Records that describe figures:
* BEGIN *
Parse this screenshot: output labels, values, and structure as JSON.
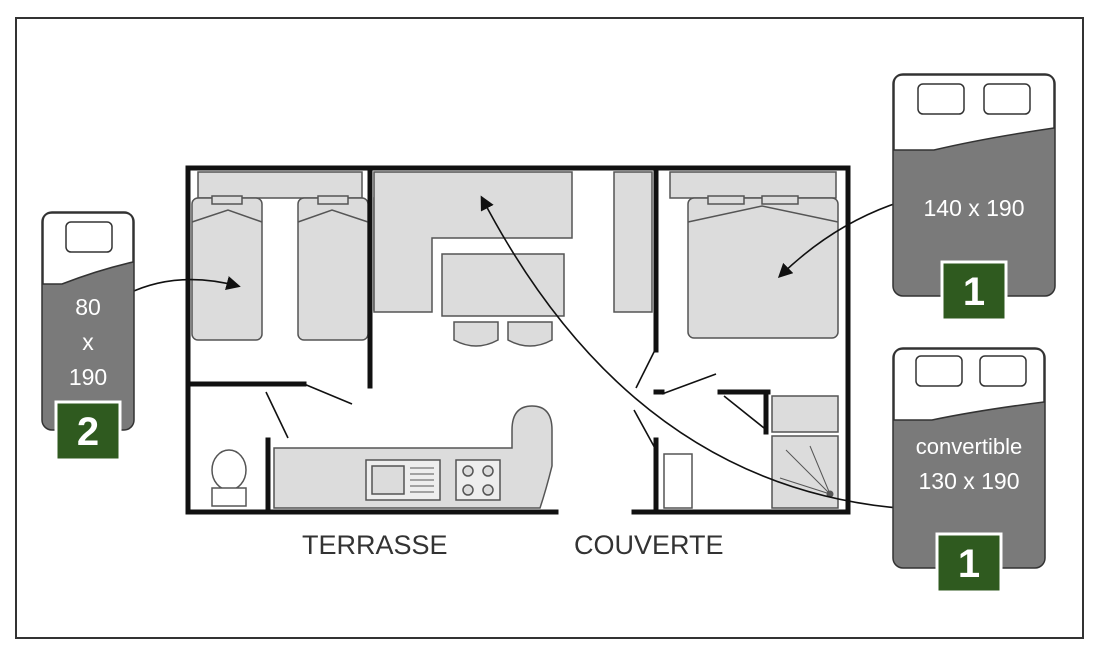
{
  "colors": {
    "wall": "#111111",
    "furniture_fill": "#dcdcdc",
    "furniture_stroke": "#555555",
    "bed_card_fill": "#7a7a7a",
    "bed_card_top": "#ffffff",
    "badge_fill": "#2f5a1f",
    "badge_border": "#ffffff",
    "label_text": "#ffffff",
    "terrace_text": "#333333"
  },
  "legend": {
    "single_beds": {
      "size_line1": "80",
      "size_line2": "x",
      "size_line3": "190",
      "count": "2"
    },
    "double_bed": {
      "size": "140 x 190",
      "count": "1"
    },
    "convertible": {
      "label": "convertible",
      "size": "130 x 190",
      "count": "1"
    }
  },
  "terrace": {
    "left_word": "TERRASSE",
    "right_word": "COUVERTE"
  }
}
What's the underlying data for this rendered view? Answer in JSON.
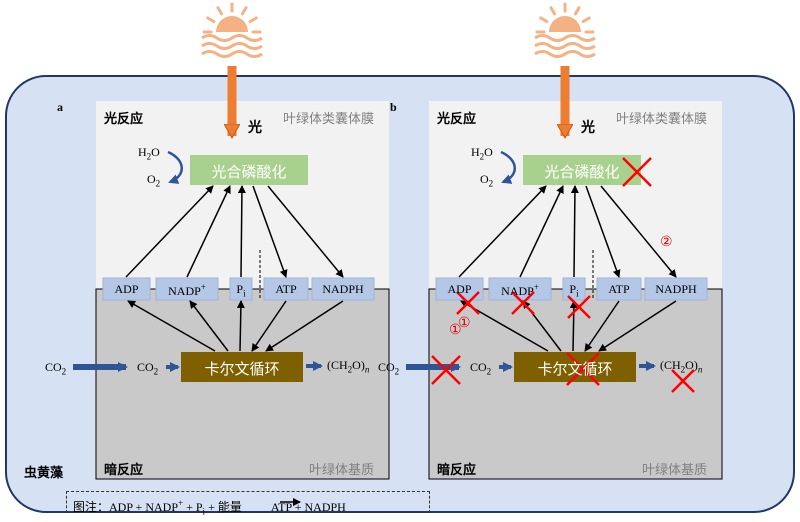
* END *
TASK INSTRUCTIONS: Repeat each record exactly, with the pictures left out.

EXERCISE OUTPUT:
Parse this screenshot: output labels, values, and structure as JSON.
{
  "colors": {
    "wall": "#111111",
    "furniture_fill": "#dcdcdc",
    "furniture_stroke": "#555555",
    "bed_card_fill": "#7a7a7a",
    "bed_card_top": "#ffffff",
    "badge_fill": "#2f5a1f",
    "badge_border": "#ffffff",
    "label_text": "#ffffff",
    "terrace_text": "#333333"
  },
  "legend": {
    "single_beds": {
      "size_line1": "80",
      "size_line2": "x",
      "size_line3": "190",
      "count": "2"
    },
    "double_bed": {
      "size": "140 x 190",
      "count": "1"
    },
    "convertible": {
      "label": "convertible",
      "size": "130 x 190",
      "count": "1"
    }
  },
  "terrace": {
    "left_word": "TERRASSE",
    "right_word": "COUVERTE"
  }
}
What's the underlying data for this rendered view? Answer in JSON.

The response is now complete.